What to produce: Wherever a line holds the word "GOES", copy that line out.

START

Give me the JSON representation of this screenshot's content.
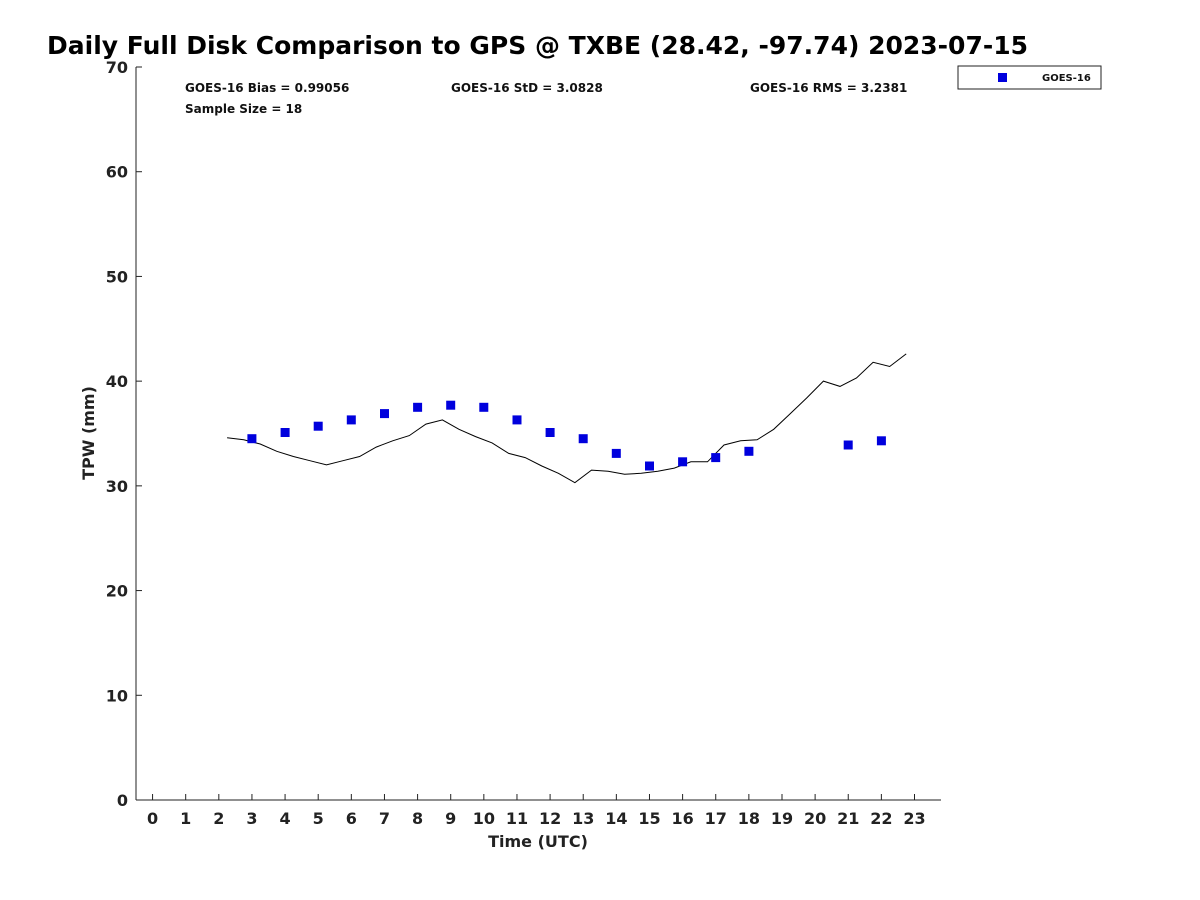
{
  "chart_data": {
    "type": "scatter",
    "title": "Daily Full Disk Comparison to GPS @ TXBE (28.42, -97.74) 2023-07-15",
    "xlabel": "Time (UTC)",
    "ylabel": "TPW (mm)",
    "xlim": [
      -0.5,
      23.8
    ],
    "ylim": [
      0,
      70
    ],
    "x_ticks": [
      0,
      1,
      2,
      3,
      4,
      5,
      6,
      7,
      8,
      9,
      10,
      11,
      12,
      13,
      14,
      15,
      16,
      17,
      18,
      19,
      20,
      21,
      22,
      23
    ],
    "y_ticks": [
      0,
      10,
      20,
      30,
      40,
      50,
      60,
      70
    ],
    "grid": false,
    "legend": {
      "placement": "top-right, outside plot",
      "entries": [
        "GOES-16"
      ]
    },
    "stats": {
      "bias": "GOES-16 Bias = 0.99056",
      "std": "GOES-16 StD = 3.0828",
      "rms": "GOES-16 RMS = 3.2381",
      "sample_size": "Sample Size = 18"
    },
    "series": [
      {
        "name": "GOES-16",
        "kind": "markers",
        "marker": "square",
        "color": "#0000dd",
        "x": [
          3,
          4,
          5,
          6,
          7,
          8,
          9,
          10,
          11,
          12,
          13,
          14,
          15,
          16,
          17,
          18,
          21,
          22
        ],
        "y": [
          34.5,
          35.1,
          35.7,
          36.3,
          36.9,
          37.5,
          37.7,
          37.5,
          36.3,
          35.1,
          34.5,
          33.1,
          31.9,
          32.3,
          32.7,
          33.3,
          33.9,
          34.3
        ]
      },
      {
        "kind": "line",
        "color": "#000000",
        "x": [
          2.25,
          2.75,
          3.25,
          3.75,
          4.25,
          4.75,
          5.25,
          5.75,
          6.25,
          6.75,
          7.25,
          7.75,
          8.25,
          8.75,
          9.25,
          9.75,
          10.25,
          10.75,
          11.25,
          11.75,
          12.25,
          12.75,
          13.25,
          13.75,
          14.25,
          14.75,
          15.25,
          15.75,
          16.25,
          16.75,
          17.25,
          17.75,
          18.25,
          18.75,
          19.25,
          19.75,
          20.25,
          20.75,
          21.25,
          21.75,
          22.25,
          22.75
        ],
        "y": [
          34.6,
          34.4,
          34.0,
          33.3,
          32.8,
          32.4,
          32.0,
          32.4,
          32.8,
          33.7,
          34.3,
          34.8,
          35.9,
          36.3,
          35.4,
          34.7,
          34.1,
          33.1,
          32.7,
          31.9,
          31.2,
          30.3,
          31.5,
          31.4,
          31.1,
          31.2,
          31.4,
          31.7,
          32.3,
          32.3,
          33.9,
          34.3,
          34.4,
          35.4,
          36.9,
          38.4,
          40.0,
          39.5,
          40.3,
          41.8,
          41.4,
          42.6
        ]
      }
    ],
    "colors": {
      "markers": "#0000dd",
      "line": "#000000",
      "axis": "#222222"
    }
  }
}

END

Solution:
        "GOES-16"
      "bias": "GOES-16 Bias = 0.99056",
      "std": "GOES-16 StD = 3.0828",
      "rms": "GOES-16 RMS = 3.2381",
        "name": "GOES-16",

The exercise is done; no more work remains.